EXERCISE DESCRIPTION –
Rewrite each of the entries below as a numbered list, skipping blank lines and omitting the pictures.

_ _ _ _ _

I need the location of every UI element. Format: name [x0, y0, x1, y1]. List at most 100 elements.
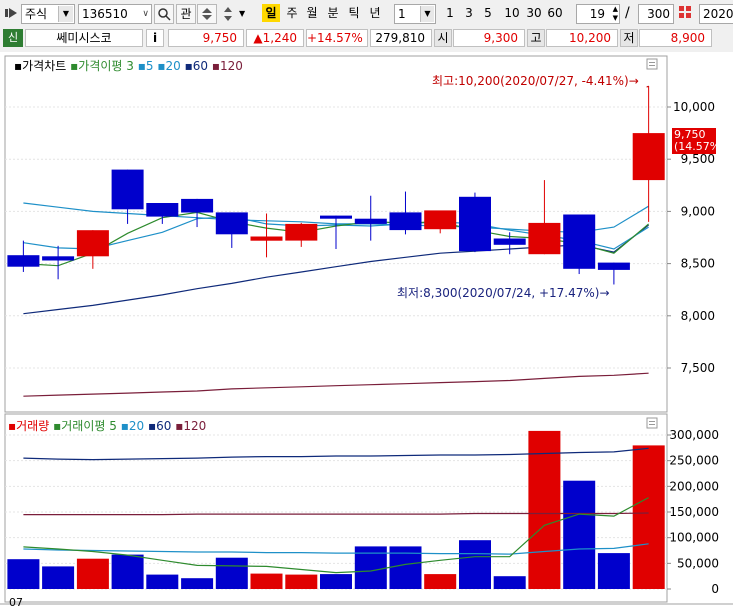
arrows-icon [202, 8, 212, 20]
volume-tick-label: 100,000 [669, 531, 719, 545]
period-week[interactable]: 주 [284, 4, 300, 22]
count-separator: / [625, 5, 630, 21]
change-rate: +14.57% [306, 29, 368, 47]
candle-body [389, 212, 422, 231]
candle-body [632, 133, 665, 181]
candle-body [250, 236, 283, 241]
volume-tick-label: 200,000 [669, 479, 719, 493]
stock-code-value: 136510 [82, 7, 128, 21]
volume-bar [42, 566, 75, 589]
interest-button[interactable]: 관 [176, 4, 196, 24]
volume-bar [493, 576, 526, 589]
stock-name: 쎄미시스코 [25, 29, 143, 47]
volume-legend: ▪거래량 ▪거래이평 5 ▪20 ▪60 ▪120 [8, 417, 206, 434]
stock-code-input[interactable]: 136510 ∨ [78, 4, 152, 24]
open-label: 시 [434, 29, 452, 47]
candle-body [76, 230, 109, 257]
date-input[interactable]: 2020/ [699, 4, 733, 24]
volume-bar [215, 557, 248, 589]
volume-bar [7, 559, 40, 589]
price-tick-label: 8,500 [681, 257, 715, 271]
legend-vma20: ▪20 [120, 419, 145, 433]
market-select[interactable]: 주식 ▼ [21, 4, 75, 24]
add-icon[interactable] [677, 4, 693, 22]
candle-body [215, 212, 248, 235]
window-menu-icon[interactable] [4, 6, 18, 20]
legend-vma60: ▪60 [147, 419, 172, 433]
volume-tick-label: 300,000 [669, 428, 719, 442]
search-button[interactable] [154, 4, 174, 24]
candle-body [597, 262, 630, 270]
candle-body [181, 198, 214, 213]
volume-tick-label: 150,000 [669, 505, 719, 519]
legend-ma60: ▪60 [184, 59, 209, 73]
current-price: 9,750 [168, 29, 244, 47]
info-button[interactable]: i [146, 29, 164, 47]
current-price-tag: 9,750 (14.57%) [672, 128, 725, 154]
chevron-down-icon: ∨ [142, 9, 149, 19]
dropdown-arrow-icon[interactable]: ▼ [239, 9, 245, 18]
chart-area[interactable]: 10,000 9,500 9,000 8,500 8,000 7,500 300,000 25… [0, 52, 733, 610]
spread-button[interactable] [197, 4, 217, 24]
volume-panel-control[interactable] [646, 417, 658, 429]
price-legend: ▪가격차트 ▪가격이평 3 ▪5 ▪20 ▪60 ▪120 [14, 57, 243, 74]
high-label: 고 [527, 29, 545, 47]
volume-bar [528, 430, 561, 589]
price-tick-label: 7,500 [681, 361, 715, 375]
volume-tick-label: 0 [711, 582, 719, 596]
visible-count-value: 19 [589, 7, 605, 21]
legend-ma-volume: ▪거래이평 5 [53, 419, 117, 433]
chart-svg[interactable]: 10,000 9,500 9,000 8,500 8,000 7,500 300,000 25… [0, 52, 733, 610]
volume-bar [146, 574, 179, 589]
period-month[interactable]: 월 [304, 4, 320, 22]
market-select-value: 주식 [25, 7, 48, 21]
price-panel-control[interactable] [646, 58, 658, 70]
total-count-input[interactable]: 300 [638, 4, 674, 24]
range-1[interactable]: 1 [444, 4, 456, 22]
volume-bar [285, 574, 318, 589]
up-down-icon [224, 7, 232, 21]
price-tick-label: 9,500 [681, 152, 715, 166]
credit-badge: 신 [3, 29, 23, 47]
candle-body [354, 218, 387, 224]
volume-tick-label: 50,000 [677, 556, 719, 570]
legend-title-volume: ▪거래량 [8, 419, 50, 433]
price-tick-label: 10,000 [673, 100, 715, 114]
low-label: 저 [620, 29, 638, 47]
search-icon [158, 8, 171, 21]
period-day[interactable]: 일 [262, 4, 280, 22]
legend-ma120: ▪120 [211, 59, 243, 73]
open-price: 9,300 [453, 29, 525, 47]
interval-value: 1 [398, 7, 406, 21]
spin-icon: ▲ ▼ [612, 5, 618, 22]
range-5[interactable]: 5 [482, 4, 494, 22]
volume-bar [597, 553, 630, 589]
interval-select[interactable]: 1 ▼ [394, 4, 436, 24]
panel-menu-icon [646, 58, 658, 70]
volume-bar [632, 445, 665, 589]
visible-count-input[interactable]: 19 ▲ ▼ [576, 4, 620, 24]
range-30[interactable]: 30 [525, 4, 543, 22]
candle-body [424, 210, 457, 230]
legend-ma20: ▪20 [157, 59, 181, 73]
volume-tick-label: 250,000 [669, 454, 719, 468]
period-year[interactable]: 년 [367, 4, 383, 22]
range-60[interactable]: 60 [546, 4, 564, 22]
tag-rate: (14.57%) [674, 140, 725, 153]
price-tick-label: 8,000 [681, 309, 715, 323]
legend-vma120: ▪120 [175, 419, 207, 433]
period-minute[interactable]: 분 [325, 4, 341, 22]
chevron-down-icon: ▼ [420, 6, 434, 22]
range-3[interactable]: 3 [463, 4, 475, 22]
max-annotation: 최고:10,200(2020/07/27, -4.41%)→ [432, 74, 639, 88]
candle-body [111, 169, 144, 210]
candle-body [320, 215, 352, 219]
volume-bar [320, 574, 352, 589]
x-axis-month: 07 [9, 596, 23, 609]
price-tick-label: 9,000 [681, 204, 715, 218]
code-stepper[interactable] [220, 4, 236, 24]
period-tick[interactable]: 틱 [346, 4, 362, 22]
range-10[interactable]: 10 [503, 4, 521, 22]
volume-bar [111, 554, 144, 589]
panel-menu-icon [646, 417, 658, 429]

_ _ _ _ _

WORKED SOLUTION –
1. I need the location of every UI element. Format: name [x0, y0, x1, y1]. List at most 100 elements.
2. arrows-icon [202, 8, 212, 20]
3. volume-tick-label: 100,000 [669, 531, 719, 545]
4. period-week[interactable]: 주 [284, 4, 300, 22]
5. count-separator: / [625, 5, 630, 21]
6. change-rate: +14.57% [306, 29, 368, 47]
7. candle-body [389, 212, 422, 231]
8. candle-body [632, 133, 665, 181]
9. candle-body [250, 236, 283, 241]
10. volume-tick-label: 200,000 [669, 479, 719, 493]
11. stock-code-value: 136510 [82, 7, 128, 21]
12. volume-bar [42, 566, 75, 589]
13. interest-button[interactable]: 관 [176, 4, 196, 24]
14. volume-bar [493, 576, 526, 589]
15. stock-name: 쎄미시스코 [25, 29, 143, 47]
16. volume-legend: ▪거래량 ▪거래이평 5 ▪20 ▪60 ▪120 [8, 417, 206, 434]
17. stock-code-input[interactable]: 136510 ∨ [78, 4, 152, 24]
18. open-label: 시 [434, 29, 452, 47]
19. candle-body [76, 230, 109, 257]
20. date-input[interactable]: 2020/ [699, 4, 733, 24]
21. volume-bar [215, 557, 248, 589]
22. volume-bar [7, 559, 40, 589]
23. price-tick-label: 8,500 [681, 257, 715, 271]
24. legend-vma20: ▪20 [120, 419, 145, 433]
25. market-select[interactable]: 주식 ▼ [21, 4, 75, 24]
26. add-icon[interactable] [677, 4, 693, 22]
27. candle-body [215, 212, 248, 235]
28. window-menu-icon[interactable] [4, 6, 18, 20]
29. legend-vma60: ▪60 [147, 419, 172, 433]
30. volume-tick-label: 300,000 [669, 428, 719, 442]
31. search-button[interactable] [154, 4, 174, 24]
32. candle-body [597, 262, 630, 270]
33. candle-body [181, 198, 214, 213]
34. volume-tick-label: 150,000 [669, 505, 719, 519]
35. legend-ma60: ▪60 [184, 59, 209, 73]
36. current-price: 9,750 [168, 29, 244, 47]
37. info-button[interactable]: i [146, 29, 164, 47]
38. current-price-tag: 9,750 (14.57%) [672, 128, 725, 154]
39. chevron-down-icon: ∨ [142, 9, 149, 19]
40. dropdown-arrow-icon[interactable]: ▼ [239, 9, 245, 18]
41. chart-area[interactable]: 10,000 9,500 9,000 8,500 8,000 7,500 300,000 25… [0, 52, 733, 610]
42. spread-button[interactable] [197, 4, 217, 24]
43. volume-panel-control[interactable] [646, 417, 658, 429]
44. price-legend: ▪가격차트 ▪가격이평 3 ▪5 ▪20 ▪60 ▪120 [14, 57, 243, 74]
45. high-label: 고 [527, 29, 545, 47]
46. volume-bar [528, 430, 561, 589]
47. price-tick-label: 7,500 [681, 361, 715, 375]
48. volume-tick-label: 0 [711, 582, 719, 596]
49. visible-count-value: 19 [589, 7, 605, 21]
50. legend-ma-volume: ▪거래이평 5 [53, 419, 117, 433]
51. chart-svg[interactable]: 10,000 9,500 9,000 8,500 8,000 7,500 300,000 25… [0, 52, 733, 610]
52. volume-bar [146, 574, 179, 589]
53. period-month[interactable]: 월 [304, 4, 320, 22]
54. market-select-value: 주식 [25, 7, 48, 21]
55. price-panel-control[interactable] [646, 58, 658, 70]
56. total-count-input[interactable]: 300 [638, 4, 674, 24]
57. range-1[interactable]: 1 [444, 4, 456, 22]
58. volume-bar [285, 574, 318, 589]
59. up-down-icon [224, 7, 232, 21]
60. price-tick-label: 9,500 [681, 152, 715, 166]
61. credit-badge: 신 [3, 29, 23, 47]
62. candle-body [354, 218, 387, 224]
63. volume-tick-label: 50,000 [677, 556, 719, 570]
64. legend-title-volume: ▪거래량 [8, 419, 50, 433]
65. price-tick-label: 10,000 [673, 100, 715, 114]
66. low-label: 저 [620, 29, 638, 47]
67. search-icon [158, 8, 171, 21]
68. period-day[interactable]: 일 [262, 4, 280, 22]
69. legend-ma120: ▪120 [211, 59, 243, 73]
70. open-price: 9,300 [453, 29, 525, 47]
71. interval-value: 1 [398, 7, 406, 21]
72. spin-icon: ▲ ▼ [612, 5, 618, 22]
73. range-5[interactable]: 5 [482, 4, 494, 22]
74. volume-bar [597, 553, 630, 589]
75. interval-select[interactable]: 1 ▼ [394, 4, 436, 24]
76. panel-menu-icon [646, 58, 658, 70]
77. volume-bar [632, 445, 665, 589]
78. visible-count-input[interactable]: 19 ▲ ▼ [576, 4, 620, 24]
79. range-30[interactable]: 30 [525, 4, 543, 22]
80. candle-body [424, 210, 457, 230]
81. legend-ma20: ▪20 [157, 59, 181, 73]
82. volume-tick-label: 250,000 [669, 454, 719, 468]
83. period-year[interactable]: 년 [367, 4, 383, 22]
84. range-60[interactable]: 60 [546, 4, 564, 22]
85. tag-rate: (14.57%) [674, 140, 725, 153]
86. price-tick-label: 8,000 [681, 309, 715, 323]
87. legend-vma120: ▪120 [175, 419, 207, 433]
88. period-minute[interactable]: 분 [325, 4, 341, 22]
89. chevron-down-icon: ▼ [420, 6, 434, 22]
90. range-3[interactable]: 3 [463, 4, 475, 22]
91. max-annotation: 최고:10,200(2020/07/27, -4.41%)→ [432, 74, 639, 88]
92. candle-body [111, 169, 144, 210]
93. candle-body [320, 215, 352, 219]
94. volume-bar [320, 574, 352, 589]
95. x-axis-month: 07 [9, 596, 23, 609]
96. price-tick-label: 9,000 [681, 204, 715, 218]
97. code-stepper[interactable] [220, 4, 236, 24]
98. period-tick[interactable]: 틱 [346, 4, 362, 22]
99. range-10[interactable]: 10 [503, 4, 521, 22]
100. volume-bar [111, 554, 144, 589]
101. panel-menu-icon [646, 417, 658, 429]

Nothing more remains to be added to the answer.